Pick out the lines containing "Renta".
-- start of DATA SHOWN --
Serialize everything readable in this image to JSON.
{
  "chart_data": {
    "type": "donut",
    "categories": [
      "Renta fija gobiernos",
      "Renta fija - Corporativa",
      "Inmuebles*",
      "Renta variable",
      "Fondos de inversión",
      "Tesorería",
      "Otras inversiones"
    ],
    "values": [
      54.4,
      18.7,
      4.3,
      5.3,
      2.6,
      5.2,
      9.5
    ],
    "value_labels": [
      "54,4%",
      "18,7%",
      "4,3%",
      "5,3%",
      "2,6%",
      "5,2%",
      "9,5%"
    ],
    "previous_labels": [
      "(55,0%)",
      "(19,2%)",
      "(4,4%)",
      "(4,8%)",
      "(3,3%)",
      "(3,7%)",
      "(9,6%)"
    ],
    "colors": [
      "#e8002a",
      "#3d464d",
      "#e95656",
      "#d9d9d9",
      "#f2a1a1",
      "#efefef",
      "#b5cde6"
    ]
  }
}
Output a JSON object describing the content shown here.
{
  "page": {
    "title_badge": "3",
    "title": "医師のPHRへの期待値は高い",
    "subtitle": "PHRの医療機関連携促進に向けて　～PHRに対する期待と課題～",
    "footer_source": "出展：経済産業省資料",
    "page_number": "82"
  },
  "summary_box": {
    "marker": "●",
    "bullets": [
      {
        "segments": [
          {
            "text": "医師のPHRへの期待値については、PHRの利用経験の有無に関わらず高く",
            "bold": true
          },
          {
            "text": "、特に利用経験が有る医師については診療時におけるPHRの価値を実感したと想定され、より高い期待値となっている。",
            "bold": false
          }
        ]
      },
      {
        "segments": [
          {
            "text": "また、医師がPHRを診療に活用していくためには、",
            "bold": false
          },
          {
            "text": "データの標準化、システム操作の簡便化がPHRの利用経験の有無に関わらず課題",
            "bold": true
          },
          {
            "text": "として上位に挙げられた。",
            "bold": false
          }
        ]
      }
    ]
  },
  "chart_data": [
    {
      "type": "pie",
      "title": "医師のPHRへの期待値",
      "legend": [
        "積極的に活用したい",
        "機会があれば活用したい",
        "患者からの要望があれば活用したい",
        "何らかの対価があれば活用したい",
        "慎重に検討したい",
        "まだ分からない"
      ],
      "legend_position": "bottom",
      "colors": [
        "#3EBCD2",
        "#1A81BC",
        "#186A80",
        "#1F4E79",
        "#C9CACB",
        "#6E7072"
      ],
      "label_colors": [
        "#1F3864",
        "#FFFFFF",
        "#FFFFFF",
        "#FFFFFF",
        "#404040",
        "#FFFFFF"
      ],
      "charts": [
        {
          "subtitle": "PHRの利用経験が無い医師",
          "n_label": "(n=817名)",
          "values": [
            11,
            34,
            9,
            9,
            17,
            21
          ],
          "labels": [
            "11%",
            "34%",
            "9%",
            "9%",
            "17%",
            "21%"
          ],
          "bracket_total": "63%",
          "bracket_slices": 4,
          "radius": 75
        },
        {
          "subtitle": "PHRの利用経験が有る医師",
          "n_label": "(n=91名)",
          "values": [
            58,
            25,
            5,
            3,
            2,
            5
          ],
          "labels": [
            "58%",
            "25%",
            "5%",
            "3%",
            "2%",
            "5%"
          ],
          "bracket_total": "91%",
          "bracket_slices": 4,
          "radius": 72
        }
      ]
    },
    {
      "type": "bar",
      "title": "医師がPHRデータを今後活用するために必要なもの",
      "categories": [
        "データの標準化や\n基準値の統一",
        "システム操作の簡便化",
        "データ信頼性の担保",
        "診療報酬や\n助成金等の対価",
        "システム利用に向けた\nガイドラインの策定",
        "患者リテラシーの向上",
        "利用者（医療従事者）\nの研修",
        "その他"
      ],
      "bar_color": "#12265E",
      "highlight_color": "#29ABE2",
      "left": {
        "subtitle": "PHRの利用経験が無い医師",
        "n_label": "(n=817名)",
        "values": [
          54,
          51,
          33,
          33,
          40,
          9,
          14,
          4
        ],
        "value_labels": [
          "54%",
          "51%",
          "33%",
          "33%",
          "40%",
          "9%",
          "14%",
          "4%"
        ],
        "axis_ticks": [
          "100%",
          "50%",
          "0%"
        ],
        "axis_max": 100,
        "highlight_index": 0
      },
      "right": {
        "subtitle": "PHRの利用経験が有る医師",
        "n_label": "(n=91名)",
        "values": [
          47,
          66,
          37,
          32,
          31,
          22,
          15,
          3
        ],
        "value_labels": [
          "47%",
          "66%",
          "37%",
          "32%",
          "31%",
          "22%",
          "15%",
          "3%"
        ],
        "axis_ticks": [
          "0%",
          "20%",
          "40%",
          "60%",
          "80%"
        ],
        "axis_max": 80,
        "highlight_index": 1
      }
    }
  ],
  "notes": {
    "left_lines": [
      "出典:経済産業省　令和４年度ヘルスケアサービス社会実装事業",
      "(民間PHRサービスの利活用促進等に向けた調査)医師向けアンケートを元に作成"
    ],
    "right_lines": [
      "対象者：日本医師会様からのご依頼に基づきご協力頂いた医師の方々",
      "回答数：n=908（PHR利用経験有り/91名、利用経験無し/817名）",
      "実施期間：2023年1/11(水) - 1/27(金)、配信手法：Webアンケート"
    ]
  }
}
-- end of DATA SHOWN --
-- start of DATA SHOWN --
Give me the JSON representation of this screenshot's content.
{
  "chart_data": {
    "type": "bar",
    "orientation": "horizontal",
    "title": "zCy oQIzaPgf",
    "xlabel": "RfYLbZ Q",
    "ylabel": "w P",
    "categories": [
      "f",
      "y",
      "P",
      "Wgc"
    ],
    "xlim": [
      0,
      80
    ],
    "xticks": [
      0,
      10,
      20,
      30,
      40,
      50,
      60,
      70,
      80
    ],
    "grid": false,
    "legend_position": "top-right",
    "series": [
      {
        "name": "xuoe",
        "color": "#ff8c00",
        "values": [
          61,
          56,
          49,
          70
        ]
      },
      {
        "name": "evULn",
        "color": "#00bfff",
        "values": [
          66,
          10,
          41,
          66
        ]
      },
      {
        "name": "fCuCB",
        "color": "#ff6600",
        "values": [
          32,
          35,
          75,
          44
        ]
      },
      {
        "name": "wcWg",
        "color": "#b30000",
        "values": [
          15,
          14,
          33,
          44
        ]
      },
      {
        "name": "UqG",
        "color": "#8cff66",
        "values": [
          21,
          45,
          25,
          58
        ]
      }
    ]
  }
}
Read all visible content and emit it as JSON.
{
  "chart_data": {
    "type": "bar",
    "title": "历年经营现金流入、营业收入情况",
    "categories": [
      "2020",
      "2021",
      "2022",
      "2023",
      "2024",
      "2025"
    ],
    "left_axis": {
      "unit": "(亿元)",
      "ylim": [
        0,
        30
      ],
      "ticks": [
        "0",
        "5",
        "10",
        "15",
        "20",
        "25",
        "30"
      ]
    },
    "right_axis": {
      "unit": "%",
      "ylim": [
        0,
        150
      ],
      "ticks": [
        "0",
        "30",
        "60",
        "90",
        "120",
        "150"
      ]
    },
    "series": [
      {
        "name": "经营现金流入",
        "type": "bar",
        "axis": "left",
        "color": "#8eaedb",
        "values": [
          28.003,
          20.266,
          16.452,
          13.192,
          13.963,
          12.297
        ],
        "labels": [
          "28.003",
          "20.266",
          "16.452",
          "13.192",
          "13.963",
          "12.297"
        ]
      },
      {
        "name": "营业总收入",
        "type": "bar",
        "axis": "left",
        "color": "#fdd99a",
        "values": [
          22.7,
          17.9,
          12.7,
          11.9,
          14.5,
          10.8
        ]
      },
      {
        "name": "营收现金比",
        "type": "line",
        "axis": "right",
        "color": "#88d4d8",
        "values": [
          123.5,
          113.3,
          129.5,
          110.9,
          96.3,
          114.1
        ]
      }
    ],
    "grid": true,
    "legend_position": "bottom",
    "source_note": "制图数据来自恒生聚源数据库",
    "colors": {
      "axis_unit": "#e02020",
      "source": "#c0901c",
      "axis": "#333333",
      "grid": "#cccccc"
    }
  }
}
-- end of DATA SHOWN --
# ANSWER TO THIS EXERCISE
      "Renta fija gobiernos",
      "Renta fija - Corporativa",
      "Renta variable",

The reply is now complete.